═════ Data to process

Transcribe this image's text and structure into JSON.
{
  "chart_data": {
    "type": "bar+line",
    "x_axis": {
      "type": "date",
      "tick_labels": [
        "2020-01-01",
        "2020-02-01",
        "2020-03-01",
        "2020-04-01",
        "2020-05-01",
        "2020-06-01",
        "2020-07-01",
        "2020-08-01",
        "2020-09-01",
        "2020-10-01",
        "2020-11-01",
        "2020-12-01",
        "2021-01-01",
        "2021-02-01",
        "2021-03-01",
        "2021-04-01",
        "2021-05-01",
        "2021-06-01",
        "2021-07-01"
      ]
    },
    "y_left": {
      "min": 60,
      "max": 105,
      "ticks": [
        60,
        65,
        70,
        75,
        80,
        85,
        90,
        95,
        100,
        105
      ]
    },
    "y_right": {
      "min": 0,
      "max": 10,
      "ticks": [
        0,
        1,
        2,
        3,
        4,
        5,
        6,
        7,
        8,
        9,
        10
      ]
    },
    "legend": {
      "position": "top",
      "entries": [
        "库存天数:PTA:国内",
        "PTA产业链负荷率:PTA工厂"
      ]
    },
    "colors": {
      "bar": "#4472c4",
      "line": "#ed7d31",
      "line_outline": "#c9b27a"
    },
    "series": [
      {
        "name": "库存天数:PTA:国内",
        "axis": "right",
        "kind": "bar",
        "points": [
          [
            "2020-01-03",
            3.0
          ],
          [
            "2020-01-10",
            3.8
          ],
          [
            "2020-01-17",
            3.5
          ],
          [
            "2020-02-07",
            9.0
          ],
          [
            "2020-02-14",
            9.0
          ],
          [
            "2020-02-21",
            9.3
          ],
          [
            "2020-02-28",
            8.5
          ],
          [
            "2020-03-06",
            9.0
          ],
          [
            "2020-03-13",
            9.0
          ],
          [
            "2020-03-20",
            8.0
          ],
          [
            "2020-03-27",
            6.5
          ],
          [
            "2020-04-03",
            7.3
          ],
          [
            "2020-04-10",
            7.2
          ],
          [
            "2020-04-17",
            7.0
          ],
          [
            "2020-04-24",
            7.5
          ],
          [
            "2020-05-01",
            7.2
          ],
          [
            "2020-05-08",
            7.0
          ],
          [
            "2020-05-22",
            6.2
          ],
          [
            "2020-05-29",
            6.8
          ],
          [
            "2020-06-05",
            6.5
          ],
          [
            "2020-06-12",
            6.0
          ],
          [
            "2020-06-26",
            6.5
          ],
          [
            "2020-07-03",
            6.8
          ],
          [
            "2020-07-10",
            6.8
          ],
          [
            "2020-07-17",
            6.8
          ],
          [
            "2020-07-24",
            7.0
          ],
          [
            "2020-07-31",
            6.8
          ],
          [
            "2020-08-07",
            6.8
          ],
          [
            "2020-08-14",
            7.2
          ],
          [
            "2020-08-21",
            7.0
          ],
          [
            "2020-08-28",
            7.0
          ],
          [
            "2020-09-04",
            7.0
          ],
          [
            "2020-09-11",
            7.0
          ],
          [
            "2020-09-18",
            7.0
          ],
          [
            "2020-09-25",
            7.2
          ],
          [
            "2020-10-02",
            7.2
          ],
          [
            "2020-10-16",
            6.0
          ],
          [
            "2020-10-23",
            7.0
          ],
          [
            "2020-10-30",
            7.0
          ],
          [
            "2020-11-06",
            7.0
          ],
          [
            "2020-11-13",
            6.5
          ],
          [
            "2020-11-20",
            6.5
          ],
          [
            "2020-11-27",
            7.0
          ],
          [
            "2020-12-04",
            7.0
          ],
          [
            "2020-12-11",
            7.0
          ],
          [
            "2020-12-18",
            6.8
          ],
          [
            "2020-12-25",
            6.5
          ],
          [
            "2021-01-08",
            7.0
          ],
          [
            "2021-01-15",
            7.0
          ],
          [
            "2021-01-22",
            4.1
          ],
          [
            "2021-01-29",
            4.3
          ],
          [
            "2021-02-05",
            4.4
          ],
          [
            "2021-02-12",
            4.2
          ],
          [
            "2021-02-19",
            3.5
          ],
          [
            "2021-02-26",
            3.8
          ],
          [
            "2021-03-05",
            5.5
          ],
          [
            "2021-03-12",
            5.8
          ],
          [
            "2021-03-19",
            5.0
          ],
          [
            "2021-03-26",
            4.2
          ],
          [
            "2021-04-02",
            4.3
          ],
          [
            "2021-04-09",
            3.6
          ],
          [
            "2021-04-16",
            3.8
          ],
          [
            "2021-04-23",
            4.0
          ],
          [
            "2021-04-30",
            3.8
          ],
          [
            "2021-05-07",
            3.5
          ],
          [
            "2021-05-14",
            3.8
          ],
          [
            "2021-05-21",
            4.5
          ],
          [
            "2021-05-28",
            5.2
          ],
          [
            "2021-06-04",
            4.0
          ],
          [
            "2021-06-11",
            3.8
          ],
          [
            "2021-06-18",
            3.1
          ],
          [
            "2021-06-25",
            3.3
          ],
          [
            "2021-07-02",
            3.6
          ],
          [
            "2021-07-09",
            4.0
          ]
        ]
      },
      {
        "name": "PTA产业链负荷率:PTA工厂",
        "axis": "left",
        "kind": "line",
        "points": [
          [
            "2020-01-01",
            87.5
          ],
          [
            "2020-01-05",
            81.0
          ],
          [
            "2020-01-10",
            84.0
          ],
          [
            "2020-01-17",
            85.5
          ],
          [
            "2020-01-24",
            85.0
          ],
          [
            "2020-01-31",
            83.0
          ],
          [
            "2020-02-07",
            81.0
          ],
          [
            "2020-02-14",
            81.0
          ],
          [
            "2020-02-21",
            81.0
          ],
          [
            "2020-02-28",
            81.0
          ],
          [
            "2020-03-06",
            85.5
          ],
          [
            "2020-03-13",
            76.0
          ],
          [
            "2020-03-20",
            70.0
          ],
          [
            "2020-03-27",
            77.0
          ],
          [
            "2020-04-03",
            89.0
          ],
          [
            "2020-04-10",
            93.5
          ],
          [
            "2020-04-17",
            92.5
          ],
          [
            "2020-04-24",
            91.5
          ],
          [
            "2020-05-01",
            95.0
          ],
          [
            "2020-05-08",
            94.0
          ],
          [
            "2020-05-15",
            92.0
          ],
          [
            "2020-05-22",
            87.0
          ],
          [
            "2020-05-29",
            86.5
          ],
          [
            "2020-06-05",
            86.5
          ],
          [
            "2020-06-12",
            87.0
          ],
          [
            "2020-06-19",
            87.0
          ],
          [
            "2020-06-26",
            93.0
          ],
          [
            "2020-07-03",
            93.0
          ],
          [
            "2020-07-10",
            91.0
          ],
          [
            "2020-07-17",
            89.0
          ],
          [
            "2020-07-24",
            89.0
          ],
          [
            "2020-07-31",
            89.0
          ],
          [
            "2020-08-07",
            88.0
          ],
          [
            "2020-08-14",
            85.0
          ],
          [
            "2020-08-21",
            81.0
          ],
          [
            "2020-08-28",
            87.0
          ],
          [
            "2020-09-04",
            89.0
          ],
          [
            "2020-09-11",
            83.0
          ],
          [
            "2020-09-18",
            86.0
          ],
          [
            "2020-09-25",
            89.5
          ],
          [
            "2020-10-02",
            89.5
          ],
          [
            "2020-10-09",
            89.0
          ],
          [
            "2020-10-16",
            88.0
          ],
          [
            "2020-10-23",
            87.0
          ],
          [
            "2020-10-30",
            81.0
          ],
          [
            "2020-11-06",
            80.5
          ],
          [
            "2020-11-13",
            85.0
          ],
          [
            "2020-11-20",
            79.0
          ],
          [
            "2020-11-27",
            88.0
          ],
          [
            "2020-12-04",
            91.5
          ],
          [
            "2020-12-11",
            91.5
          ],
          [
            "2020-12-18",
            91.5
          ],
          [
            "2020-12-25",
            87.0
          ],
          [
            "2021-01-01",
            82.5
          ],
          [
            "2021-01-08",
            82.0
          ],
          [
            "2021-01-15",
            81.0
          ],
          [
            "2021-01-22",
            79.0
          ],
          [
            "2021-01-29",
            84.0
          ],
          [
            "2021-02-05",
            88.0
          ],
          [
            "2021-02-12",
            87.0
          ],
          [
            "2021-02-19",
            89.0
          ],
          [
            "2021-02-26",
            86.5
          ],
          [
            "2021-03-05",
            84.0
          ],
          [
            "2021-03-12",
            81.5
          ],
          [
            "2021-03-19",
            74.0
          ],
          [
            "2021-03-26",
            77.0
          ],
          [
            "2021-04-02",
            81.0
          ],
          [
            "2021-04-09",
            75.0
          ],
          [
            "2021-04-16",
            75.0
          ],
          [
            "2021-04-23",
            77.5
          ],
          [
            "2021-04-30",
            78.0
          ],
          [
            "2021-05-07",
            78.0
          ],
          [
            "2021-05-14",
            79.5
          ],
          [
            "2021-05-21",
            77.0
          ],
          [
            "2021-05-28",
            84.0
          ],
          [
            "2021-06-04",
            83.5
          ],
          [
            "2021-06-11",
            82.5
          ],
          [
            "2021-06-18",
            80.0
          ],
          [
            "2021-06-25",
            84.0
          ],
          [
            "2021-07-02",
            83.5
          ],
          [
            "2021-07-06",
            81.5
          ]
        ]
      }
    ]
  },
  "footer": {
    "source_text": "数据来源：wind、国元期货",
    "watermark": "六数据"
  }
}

══════════

• Job: Determine how many lines of the listing above hold the word "PTA工厂". Report that number without anything else.

• The result: 2